## Records from a collection of figures
[Begin]

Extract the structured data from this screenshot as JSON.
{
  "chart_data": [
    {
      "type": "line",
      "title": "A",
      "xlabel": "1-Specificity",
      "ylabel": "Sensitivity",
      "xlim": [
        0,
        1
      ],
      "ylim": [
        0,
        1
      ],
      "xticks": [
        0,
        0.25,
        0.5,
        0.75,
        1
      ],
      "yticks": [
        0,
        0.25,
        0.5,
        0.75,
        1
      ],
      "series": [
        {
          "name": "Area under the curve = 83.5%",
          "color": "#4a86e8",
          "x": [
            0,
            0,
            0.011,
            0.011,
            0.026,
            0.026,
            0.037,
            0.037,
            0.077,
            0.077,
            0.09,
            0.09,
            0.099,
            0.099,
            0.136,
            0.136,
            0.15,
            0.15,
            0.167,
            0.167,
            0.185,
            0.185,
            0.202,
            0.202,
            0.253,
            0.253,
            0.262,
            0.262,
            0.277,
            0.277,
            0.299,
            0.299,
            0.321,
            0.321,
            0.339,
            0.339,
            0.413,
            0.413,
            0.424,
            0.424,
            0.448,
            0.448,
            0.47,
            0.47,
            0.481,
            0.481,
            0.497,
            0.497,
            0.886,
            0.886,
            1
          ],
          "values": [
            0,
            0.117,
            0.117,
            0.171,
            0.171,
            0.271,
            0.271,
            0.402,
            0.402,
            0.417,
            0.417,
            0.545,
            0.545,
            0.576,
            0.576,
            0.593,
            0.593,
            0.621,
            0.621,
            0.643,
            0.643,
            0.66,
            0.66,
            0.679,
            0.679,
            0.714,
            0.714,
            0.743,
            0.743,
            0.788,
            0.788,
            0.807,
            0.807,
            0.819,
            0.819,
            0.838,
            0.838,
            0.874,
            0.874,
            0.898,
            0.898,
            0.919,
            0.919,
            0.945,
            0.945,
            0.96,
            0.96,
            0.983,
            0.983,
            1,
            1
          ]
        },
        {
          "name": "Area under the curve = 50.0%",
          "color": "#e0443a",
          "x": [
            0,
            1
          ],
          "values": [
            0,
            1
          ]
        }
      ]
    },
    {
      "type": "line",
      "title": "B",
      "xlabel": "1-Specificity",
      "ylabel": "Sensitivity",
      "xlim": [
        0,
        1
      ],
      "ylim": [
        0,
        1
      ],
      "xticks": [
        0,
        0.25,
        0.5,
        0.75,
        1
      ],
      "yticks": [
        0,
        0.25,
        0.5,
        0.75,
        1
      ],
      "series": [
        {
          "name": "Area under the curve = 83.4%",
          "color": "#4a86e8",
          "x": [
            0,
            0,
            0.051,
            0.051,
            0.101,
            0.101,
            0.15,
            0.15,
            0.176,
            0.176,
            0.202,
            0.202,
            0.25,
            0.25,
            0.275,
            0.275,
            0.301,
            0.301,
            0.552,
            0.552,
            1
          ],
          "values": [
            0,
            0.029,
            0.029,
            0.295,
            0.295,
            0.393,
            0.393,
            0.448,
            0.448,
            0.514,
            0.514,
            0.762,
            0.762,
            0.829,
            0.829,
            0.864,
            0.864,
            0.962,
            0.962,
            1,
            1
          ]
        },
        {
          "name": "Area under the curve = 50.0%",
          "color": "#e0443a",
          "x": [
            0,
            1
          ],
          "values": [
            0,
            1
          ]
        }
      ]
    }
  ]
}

[End]

## OBJECTIVE
Would you reproduce all the entries exactly?

## TASK ANSWER
Extract the structured data from this screenshot as JSON.
{
  "chart_data": [
    {
      "type": "line",
      "title": "A",
      "xlabel": "1-Specificity",
      "ylabel": "Sensitivity",
      "xlim": [
        0,
        1
      ],
      "ylim": [
        0,
        1
      ],
      "xticks": [
        0,
        0.25,
        0.5,
        0.75,
        1
      ],
      "yticks": [
        0,
        0.25,
        0.5,
        0.75,
        1
      ],
      "series": [
        {
          "name": "Area under the curve = 83.5%",
          "color": "#4a86e8",
          "x": [
            0,
            0,
            0.011,
            0.011,
            0.026,
            0.026,
            0.037,
            0.037,
            0.077,
            0.077,
            0.09,
            0.09,
            0.099,
            0.099,
            0.136,
            0.136,
            0.15,
            0.15,
            0.167,
            0.167,
            0.185,
            0.185,
            0.202,
            0.202,
            0.253,
            0.253,
            0.262,
            0.262,
            0.277,
            0.277,
            0.299,
            0.299,
            0.321,
            0.321,
            0.339,
            0.339,
            0.413,
            0.413,
            0.424,
            0.424,
            0.448,
            0.448,
            0.47,
            0.47,
            0.481,
            0.481,
            0.497,
            0.497,
            0.886,
            0.886,
            1
          ],
          "values": [
            0,
            0.117,
            0.117,
            0.171,
            0.171,
            0.271,
            0.271,
            0.402,
            0.402,
            0.417,
            0.417,
            0.545,
            0.545,
            0.576,
            0.576,
            0.593,
            0.593,
            0.621,
            0.621,
            0.643,
            0.643,
            0.66,
            0.66,
            0.679,
            0.679,
            0.714,
            0.714,
            0.743,
            0.743,
            0.788,
            0.788,
            0.807,
            0.807,
            0.819,
            0.819,
            0.838,
            0.838,
            0.874,
            0.874,
            0.898,
            0.898,
            0.919,
            0.919,
            0.945,
            0.945,
            0.96,
            0.96,
            0.983,
            0.983,
            1,
            1
          ]
        },
        {
          "name": "Area under the curve = 50.0%",
          "color": "#e0443a",
          "x": [
            0,
            1
          ],
          "values": [
            0,
            1
          ]
        }
      ]
    },
    {
      "type": "line",
      "title": "B",
      "xlabel": "1-Specificity",
      "ylabel": "Sensitivity",
      "xlim": [
        0,
        1
      ],
      "ylim": [
        0,
        1
      ],
      "xticks": [
        0,
        0.25,
        0.5,
        0.75,
        1
      ],
      "yticks": [
        0,
        0.25,
        0.5,
        0.75,
        1
      ],
      "series": [
        {
          "name": "Area under the curve = 83.4%",
          "color": "#4a86e8",
          "x": [
            0,
            0,
            0.051,
            0.051,
            0.101,
            0.101,
            0.15,
            0.15,
            0.176,
            0.176,
            0.202,
            0.202,
            0.25,
            0.25,
            0.275,
            0.275,
            0.301,
            0.301,
            0.552,
            0.552,
            1
          ],
          "values": [
            0,
            0.029,
            0.029,
            0.295,
            0.295,
            0.393,
            0.393,
            0.448,
            0.448,
            0.514,
            0.514,
            0.762,
            0.762,
            0.829,
            0.829,
            0.864,
            0.864,
            0.962,
            0.962,
            1,
            1
          ]
        },
        {
          "name": "Area under the curve = 50.0%",
          "color": "#e0443a",
          "x": [
            0,
            1
          ],
          "values": [
            0,
            1
          ]
        }
      ]
    }
  ]
}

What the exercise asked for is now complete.